### PAGE EXTRACT
= = = =

After over two years of post-production work and film festival showings the Kaua’i-made independent film “To End All Wars” is now reportedly slated for national release in February. The film was shown this week at a showcase theater in Hollywood
After over two years of post-production work and film festival showings the Kaua’i-made independent film “To End All Wars” is now reportedly slated for national release in February.
The film was shown this week at a showcase theater in Hollywood to qualify for consideration for an Academy Award, and is expected to go into national distribution in February, said the film’s screenplay writer Brian Godawa in a radio broadcast from Southern California.
“To End All Wars” tells the story of British soldiers imprisoned in one of the infamous Japanese Army railroad building camps in Thailand during World War II.
Unlike the Academy Award-winning 1950s film “The Bridge on the River Kwai,” soldiers in the film are trapped until the war ends, rather than escape from their misery in a blaze of glory. The struggles of overcoming appalling prison conditions and brutal treatment through faith is at the heart of the story.
The feature film features an international cast. Over 200 Kaua’i-based cast and crew members worked on the film in May and June of 2000 in valleys mauka of Koloa and other locations on Kaua’i.
The film was previewed at the Waimea Theater in Nov. 2001 as a special feature of the annual Hawaiian Island Film Festival.
The list of stars traveling to Hawai’i for the festival included Robert Carlyle and Ciaran McMenamin of Scotland, Sakae Kimura and Masayuki Yui of Japan, and Keifer Sutherland from California. A resurgence in Sutherland’s career is helping to promote the film; Sutherland is the star of Fox TV’s popular “24” action cable TV series.
The filming of “To End All Wars” was a boost to the Kaua’i economy. Its producers spent $5.5 million during the location filming, and paid for 5000 hotel room nights, plus hired 66 people on a daily average.
“To End All Wars” director David Cunningham was raised in Kailua-Kona on the Big Island. “Beyond Paradise,” his first feature film, was a coming of age story about local students at Konawaena High School in Kona.
Updates on the film and stills from its production can be viewed at the “To End All Wars” Web site, which was created by Kaua’i webmaster Peter Heckmann. The Web address is www.toendallwars.com.

= = = =

### RECORD SET
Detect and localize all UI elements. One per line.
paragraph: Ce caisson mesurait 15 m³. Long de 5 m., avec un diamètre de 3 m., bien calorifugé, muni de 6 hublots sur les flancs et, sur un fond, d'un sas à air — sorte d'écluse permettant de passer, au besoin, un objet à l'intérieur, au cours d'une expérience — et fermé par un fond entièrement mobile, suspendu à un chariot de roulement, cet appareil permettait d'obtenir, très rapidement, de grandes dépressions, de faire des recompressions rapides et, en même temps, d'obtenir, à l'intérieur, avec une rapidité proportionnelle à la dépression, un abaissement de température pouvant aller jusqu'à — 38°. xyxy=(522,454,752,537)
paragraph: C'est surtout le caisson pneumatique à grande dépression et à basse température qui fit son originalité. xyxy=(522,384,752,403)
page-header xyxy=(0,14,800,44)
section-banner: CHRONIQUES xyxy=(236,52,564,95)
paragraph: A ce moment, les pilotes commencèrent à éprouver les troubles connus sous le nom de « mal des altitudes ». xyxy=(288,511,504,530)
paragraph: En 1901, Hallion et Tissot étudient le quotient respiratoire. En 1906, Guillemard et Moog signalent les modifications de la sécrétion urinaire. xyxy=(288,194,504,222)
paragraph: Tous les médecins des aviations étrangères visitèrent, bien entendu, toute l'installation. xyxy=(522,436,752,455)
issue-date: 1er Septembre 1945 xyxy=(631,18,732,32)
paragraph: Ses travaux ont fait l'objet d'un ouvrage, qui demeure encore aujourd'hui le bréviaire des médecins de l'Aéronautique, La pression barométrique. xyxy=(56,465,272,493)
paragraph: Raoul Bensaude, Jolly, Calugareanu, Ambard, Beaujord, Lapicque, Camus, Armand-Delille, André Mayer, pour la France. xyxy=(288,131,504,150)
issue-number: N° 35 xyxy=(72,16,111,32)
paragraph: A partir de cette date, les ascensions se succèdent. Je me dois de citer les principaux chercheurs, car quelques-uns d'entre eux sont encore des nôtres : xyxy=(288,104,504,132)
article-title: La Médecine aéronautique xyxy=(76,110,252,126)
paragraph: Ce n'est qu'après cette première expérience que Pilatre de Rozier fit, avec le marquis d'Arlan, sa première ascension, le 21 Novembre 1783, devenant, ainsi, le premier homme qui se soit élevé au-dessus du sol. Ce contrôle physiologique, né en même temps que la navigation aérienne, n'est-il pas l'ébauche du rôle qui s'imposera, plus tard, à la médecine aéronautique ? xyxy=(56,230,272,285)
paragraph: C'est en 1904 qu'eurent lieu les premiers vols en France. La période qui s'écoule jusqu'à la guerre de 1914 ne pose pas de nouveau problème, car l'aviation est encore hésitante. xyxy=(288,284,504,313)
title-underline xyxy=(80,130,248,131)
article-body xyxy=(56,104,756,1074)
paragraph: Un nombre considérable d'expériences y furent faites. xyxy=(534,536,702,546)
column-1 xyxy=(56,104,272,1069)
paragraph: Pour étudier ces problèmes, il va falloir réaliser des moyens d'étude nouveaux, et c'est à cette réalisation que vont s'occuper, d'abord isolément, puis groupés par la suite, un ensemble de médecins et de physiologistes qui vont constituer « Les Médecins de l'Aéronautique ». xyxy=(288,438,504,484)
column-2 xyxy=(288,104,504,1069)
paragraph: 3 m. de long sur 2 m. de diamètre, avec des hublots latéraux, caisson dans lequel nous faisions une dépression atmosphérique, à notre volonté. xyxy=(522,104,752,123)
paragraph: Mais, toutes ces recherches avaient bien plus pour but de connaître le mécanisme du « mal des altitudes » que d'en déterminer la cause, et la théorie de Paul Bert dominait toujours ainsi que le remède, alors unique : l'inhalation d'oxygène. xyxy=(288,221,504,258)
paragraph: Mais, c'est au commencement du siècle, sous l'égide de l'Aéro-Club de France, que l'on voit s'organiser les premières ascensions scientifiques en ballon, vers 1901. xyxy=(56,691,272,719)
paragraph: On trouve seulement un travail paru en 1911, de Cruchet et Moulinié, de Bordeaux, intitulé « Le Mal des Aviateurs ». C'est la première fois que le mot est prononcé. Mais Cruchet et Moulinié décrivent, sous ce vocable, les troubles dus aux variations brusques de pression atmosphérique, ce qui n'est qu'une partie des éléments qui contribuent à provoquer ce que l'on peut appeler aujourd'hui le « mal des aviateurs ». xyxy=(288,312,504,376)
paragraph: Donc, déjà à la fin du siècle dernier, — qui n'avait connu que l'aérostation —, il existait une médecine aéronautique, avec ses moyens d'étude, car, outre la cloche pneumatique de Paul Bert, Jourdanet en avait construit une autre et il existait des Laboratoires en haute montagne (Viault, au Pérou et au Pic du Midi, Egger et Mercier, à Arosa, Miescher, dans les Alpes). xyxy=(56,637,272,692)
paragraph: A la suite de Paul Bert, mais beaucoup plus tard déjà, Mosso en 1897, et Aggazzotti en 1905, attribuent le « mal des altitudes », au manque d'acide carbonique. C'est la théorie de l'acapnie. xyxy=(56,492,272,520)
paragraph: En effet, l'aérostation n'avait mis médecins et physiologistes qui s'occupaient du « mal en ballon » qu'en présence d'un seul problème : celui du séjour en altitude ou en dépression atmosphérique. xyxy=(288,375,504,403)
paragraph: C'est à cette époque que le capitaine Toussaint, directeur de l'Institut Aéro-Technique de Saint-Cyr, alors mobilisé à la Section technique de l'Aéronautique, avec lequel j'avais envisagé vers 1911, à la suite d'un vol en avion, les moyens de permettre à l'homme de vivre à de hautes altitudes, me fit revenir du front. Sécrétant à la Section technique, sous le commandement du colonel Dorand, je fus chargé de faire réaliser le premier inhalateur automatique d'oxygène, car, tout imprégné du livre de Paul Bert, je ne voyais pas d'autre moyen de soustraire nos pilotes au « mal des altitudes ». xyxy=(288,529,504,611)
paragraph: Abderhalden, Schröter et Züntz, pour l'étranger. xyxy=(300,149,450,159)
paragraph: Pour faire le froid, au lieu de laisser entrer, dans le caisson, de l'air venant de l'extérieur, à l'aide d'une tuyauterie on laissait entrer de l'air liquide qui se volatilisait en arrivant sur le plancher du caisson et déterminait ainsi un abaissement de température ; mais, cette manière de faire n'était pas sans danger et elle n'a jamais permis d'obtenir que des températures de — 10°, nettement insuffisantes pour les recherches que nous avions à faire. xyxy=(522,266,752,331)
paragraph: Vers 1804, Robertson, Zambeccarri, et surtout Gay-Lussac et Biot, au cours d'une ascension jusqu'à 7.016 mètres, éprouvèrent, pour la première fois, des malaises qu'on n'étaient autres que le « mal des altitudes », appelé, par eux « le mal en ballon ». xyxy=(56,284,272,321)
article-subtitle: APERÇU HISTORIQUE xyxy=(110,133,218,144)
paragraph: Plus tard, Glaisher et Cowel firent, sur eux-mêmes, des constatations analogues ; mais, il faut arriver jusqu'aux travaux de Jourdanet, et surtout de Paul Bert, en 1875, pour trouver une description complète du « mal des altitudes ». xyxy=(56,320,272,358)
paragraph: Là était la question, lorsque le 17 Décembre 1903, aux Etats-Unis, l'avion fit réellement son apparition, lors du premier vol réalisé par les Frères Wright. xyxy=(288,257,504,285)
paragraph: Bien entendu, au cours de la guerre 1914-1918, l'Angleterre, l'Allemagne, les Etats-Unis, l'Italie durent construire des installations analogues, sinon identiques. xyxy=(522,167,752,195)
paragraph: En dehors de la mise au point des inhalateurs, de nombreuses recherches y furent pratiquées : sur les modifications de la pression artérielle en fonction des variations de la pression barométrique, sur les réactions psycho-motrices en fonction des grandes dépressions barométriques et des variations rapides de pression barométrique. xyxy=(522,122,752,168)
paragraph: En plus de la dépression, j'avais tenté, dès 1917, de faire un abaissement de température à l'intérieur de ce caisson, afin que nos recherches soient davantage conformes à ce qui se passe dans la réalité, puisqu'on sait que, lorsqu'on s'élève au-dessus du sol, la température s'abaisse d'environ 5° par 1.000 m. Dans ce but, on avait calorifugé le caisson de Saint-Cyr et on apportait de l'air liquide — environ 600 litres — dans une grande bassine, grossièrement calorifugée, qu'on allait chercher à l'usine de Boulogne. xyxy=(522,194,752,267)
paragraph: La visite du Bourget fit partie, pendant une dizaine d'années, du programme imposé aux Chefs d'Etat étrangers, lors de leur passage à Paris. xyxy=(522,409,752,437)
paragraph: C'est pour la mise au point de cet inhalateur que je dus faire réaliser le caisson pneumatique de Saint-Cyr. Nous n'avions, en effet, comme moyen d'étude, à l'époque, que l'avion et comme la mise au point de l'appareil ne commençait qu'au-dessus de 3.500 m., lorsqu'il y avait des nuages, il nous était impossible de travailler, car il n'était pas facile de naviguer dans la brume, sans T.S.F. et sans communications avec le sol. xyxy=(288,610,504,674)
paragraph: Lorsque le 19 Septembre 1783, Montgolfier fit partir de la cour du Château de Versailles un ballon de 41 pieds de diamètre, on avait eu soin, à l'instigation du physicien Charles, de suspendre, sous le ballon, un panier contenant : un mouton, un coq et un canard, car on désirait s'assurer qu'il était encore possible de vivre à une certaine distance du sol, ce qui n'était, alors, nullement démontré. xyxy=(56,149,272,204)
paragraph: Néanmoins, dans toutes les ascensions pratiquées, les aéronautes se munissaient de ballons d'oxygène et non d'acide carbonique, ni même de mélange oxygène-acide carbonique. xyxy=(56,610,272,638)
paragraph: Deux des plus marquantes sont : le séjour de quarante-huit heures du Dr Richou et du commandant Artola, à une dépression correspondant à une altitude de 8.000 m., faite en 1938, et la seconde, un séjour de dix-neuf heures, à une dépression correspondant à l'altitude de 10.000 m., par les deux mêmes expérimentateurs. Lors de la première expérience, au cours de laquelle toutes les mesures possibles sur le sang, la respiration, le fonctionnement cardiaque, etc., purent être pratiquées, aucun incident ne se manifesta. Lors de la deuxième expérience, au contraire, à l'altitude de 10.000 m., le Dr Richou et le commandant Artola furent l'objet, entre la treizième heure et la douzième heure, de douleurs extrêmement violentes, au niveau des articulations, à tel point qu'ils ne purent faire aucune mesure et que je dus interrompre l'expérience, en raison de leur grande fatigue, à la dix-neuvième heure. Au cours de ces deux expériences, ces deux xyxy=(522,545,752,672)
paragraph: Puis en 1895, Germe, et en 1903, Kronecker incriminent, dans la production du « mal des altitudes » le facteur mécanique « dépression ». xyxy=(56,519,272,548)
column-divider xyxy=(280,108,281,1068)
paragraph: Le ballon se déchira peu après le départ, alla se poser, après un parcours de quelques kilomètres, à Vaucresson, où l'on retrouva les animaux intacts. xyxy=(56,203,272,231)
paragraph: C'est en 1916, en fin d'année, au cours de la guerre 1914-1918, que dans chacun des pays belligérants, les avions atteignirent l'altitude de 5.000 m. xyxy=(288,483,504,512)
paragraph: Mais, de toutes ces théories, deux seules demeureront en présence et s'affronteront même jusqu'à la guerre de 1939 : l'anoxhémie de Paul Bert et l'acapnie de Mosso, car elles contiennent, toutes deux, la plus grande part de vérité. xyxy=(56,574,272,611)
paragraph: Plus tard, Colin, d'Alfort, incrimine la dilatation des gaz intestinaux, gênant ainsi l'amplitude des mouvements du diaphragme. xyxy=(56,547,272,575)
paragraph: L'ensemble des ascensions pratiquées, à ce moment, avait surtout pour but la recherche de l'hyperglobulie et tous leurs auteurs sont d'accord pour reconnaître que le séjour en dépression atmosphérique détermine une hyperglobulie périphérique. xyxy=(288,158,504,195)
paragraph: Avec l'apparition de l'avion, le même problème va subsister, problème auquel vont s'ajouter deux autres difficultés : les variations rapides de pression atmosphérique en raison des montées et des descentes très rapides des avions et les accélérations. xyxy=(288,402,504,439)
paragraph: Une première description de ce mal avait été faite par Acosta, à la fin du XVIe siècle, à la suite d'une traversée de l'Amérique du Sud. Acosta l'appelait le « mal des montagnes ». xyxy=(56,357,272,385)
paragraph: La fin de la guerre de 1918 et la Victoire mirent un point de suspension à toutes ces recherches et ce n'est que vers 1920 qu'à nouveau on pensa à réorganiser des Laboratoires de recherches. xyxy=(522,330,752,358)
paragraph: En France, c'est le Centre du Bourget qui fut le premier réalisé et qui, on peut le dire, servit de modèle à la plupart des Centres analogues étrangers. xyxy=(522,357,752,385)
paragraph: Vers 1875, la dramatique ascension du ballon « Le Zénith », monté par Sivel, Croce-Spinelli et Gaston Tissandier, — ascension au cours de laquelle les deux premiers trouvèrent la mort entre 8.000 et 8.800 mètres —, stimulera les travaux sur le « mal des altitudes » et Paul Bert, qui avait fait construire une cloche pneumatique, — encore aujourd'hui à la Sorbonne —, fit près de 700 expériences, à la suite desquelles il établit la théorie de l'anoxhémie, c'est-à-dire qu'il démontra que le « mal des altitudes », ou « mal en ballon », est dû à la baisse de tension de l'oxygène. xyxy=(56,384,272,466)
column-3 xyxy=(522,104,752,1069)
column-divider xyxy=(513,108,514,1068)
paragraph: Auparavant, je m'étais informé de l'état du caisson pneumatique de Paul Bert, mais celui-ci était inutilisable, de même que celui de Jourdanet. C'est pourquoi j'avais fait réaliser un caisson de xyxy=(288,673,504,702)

= = = =

### WHAT TO DO
1. Reproduce the text of the article about the Kaua'i-made film between "The filming of" and "School in Kona.", inclusive.
2. According to the article about the Kaua'i-made film, how much did the producers spend during the location filming?

### REPLIES
1.
The filming of “To End All Wars” was a boost to the Kaua’i economy. Its producers spent $5.5 million during the location filming, and paid for 5000 hotel room nights, plus hired 66 people on a daily average.
“To End All Wars” director David Cunningham was raised in Kailua-Kona on the Big Island. “Beyond Paradise,” his first feature film, was a coming of age story about local students at Konawaena High School in Kona.

2. $5.5 million.